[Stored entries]

+ + + + +

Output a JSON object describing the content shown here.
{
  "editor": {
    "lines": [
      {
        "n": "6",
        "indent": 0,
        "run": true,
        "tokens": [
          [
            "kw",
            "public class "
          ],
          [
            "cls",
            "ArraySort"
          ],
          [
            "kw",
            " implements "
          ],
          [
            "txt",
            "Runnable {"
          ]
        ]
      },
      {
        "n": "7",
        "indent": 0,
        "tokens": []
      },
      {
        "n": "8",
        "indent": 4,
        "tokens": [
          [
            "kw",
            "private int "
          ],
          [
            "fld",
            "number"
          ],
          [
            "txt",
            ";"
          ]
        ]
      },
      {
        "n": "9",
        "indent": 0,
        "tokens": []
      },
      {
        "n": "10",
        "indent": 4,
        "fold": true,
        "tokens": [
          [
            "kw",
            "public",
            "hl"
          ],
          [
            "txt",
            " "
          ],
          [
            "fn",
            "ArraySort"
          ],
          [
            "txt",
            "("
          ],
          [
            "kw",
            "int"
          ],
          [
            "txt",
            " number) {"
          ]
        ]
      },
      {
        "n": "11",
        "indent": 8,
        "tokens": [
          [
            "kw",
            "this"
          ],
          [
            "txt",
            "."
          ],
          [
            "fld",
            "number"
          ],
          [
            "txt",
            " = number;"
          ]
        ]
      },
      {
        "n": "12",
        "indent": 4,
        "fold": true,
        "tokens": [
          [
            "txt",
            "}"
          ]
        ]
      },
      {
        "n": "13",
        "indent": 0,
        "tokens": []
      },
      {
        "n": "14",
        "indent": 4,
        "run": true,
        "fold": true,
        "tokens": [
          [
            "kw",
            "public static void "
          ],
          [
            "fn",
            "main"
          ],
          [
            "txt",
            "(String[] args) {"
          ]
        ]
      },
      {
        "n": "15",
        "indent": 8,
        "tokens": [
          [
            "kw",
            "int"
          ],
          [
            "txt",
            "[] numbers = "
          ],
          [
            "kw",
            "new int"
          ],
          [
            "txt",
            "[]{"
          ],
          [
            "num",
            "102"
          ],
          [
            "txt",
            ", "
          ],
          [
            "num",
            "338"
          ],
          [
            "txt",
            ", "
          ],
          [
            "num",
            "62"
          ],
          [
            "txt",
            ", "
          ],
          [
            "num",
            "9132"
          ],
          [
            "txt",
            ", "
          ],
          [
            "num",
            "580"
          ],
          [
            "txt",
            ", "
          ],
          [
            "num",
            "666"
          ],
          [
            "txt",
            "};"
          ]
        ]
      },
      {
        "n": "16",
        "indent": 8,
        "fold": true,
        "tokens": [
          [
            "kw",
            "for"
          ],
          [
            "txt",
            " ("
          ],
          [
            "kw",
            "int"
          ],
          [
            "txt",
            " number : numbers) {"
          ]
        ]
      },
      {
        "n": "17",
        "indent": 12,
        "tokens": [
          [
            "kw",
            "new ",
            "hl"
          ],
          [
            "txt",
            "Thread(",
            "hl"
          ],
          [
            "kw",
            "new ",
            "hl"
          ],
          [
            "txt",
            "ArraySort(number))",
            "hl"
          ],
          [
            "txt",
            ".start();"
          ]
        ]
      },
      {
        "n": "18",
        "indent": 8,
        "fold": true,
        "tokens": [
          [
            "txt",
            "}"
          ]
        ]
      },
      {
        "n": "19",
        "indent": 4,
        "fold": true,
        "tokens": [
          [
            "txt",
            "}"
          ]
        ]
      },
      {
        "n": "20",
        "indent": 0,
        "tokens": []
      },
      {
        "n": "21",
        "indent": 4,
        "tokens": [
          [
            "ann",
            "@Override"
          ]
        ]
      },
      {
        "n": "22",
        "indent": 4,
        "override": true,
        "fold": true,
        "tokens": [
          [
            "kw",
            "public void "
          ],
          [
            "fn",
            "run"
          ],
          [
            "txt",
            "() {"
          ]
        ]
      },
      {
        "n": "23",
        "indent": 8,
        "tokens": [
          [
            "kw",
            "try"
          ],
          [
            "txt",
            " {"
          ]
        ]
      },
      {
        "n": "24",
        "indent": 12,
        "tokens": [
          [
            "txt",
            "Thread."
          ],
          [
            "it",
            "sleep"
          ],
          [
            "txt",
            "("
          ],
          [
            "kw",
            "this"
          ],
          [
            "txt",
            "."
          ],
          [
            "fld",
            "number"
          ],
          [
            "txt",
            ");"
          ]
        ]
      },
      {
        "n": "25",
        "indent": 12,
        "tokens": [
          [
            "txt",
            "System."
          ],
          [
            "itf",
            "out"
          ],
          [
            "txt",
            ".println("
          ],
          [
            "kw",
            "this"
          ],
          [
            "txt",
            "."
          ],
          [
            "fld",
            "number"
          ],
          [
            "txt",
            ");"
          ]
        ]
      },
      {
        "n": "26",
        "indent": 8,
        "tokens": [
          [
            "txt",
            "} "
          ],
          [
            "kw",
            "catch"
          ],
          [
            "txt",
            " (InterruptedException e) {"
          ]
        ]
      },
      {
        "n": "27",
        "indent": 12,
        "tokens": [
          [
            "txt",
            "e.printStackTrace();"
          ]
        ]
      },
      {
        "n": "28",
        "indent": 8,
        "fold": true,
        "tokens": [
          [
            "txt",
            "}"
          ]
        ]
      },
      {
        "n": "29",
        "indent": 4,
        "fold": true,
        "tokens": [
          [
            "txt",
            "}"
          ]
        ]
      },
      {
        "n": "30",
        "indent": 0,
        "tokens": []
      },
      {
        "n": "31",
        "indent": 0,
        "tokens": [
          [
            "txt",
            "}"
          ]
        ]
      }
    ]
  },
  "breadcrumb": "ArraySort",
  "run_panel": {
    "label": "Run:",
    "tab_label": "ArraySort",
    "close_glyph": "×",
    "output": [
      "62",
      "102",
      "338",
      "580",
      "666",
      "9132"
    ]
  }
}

+ + + + +

[Task brief]
Filter the records above for lines containing the word "ArraySort", and copy those lines.

[Task answer]
            "ArraySort"
            "ArraySort"
            "ArraySort(number))",
  "breadcrumb": "ArraySort",
    "tab_label": "ArraySort",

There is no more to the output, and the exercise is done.